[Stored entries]

------------------------------------

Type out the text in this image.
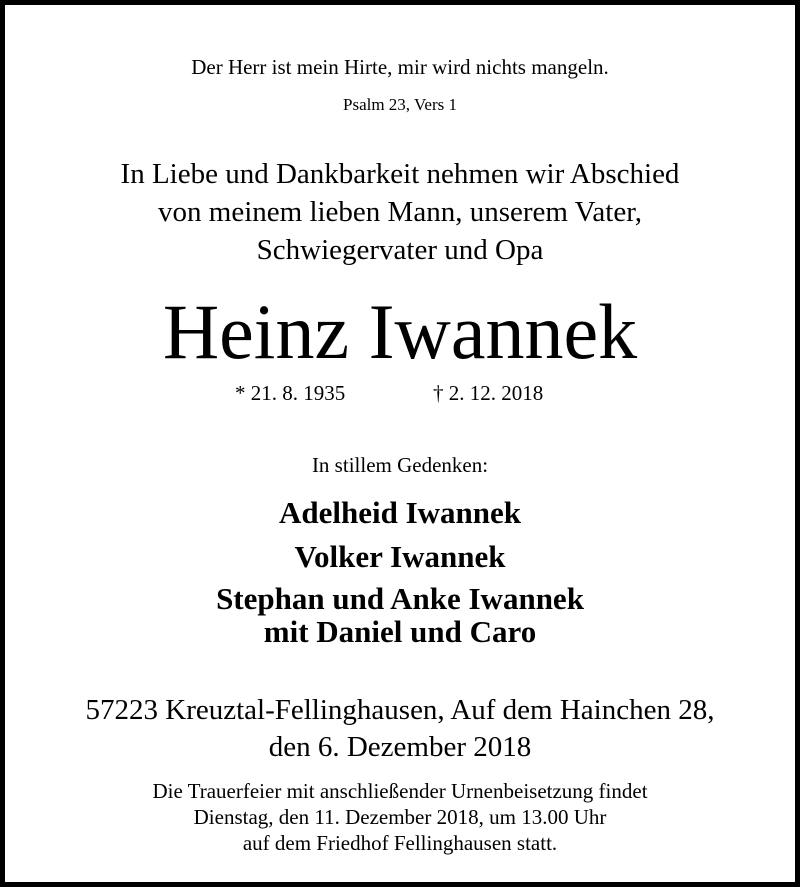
Der Herr ist mein Hirte, mir wird nichts mangeln.
Psalm 23, Vers 1
In Liebe und Dankbarkeit nehmen wir Abschied
von meinem lieben Mann, unserem Vater,
Schwiegervater und Opa
Heinz Iwannek
* 21. 8. 1935	† 2. 12. 2018
In stillem Gedenken:
Adelheid Iwannek
Volker Iwannek
Stephan und Anke Iwannek
mit Daniel und Caro
57223 Kreuztal-Fellinghausen, Auf dem Hainchen 28,
den 6. Dezember 2018
Die Trauerfeier mit anschließender Urnenbeisetzung findet
Dienstag, den 11. Dezember 2018, um 13.00 Uhr
auf dem Friedhof Fellinghausen statt.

------------------------------------

The listing above needs to be output again exactly. Don't include the pictures.

FULL SOLUTION:
Type out the text in this image.
Der Herr ist mein Hirte, mir wird nichts mangeln.
Psalm 23, Vers 1
In Liebe und Dankbarkeit nehmen wir Abschied
von meinem lieben Mann, unserem Vater,
Schwiegervater und Opa
Heinz Iwannek
* 21. 8. 1935	† 2. 12. 2018
In stillem Gedenken:
Adelheid Iwannek
Volker Iwannek
Stephan und Anke Iwannek
mit Daniel und Caro
57223 Kreuztal-Fellinghausen, Auf dem Hainchen 28,
den 6. Dezember 2018
Die Trauerfeier mit anschließender Urnenbeisetzung findet
Dienstag, den 11. Dezember 2018, um 13.00 Uhr
auf dem Friedhof Fellinghausen statt.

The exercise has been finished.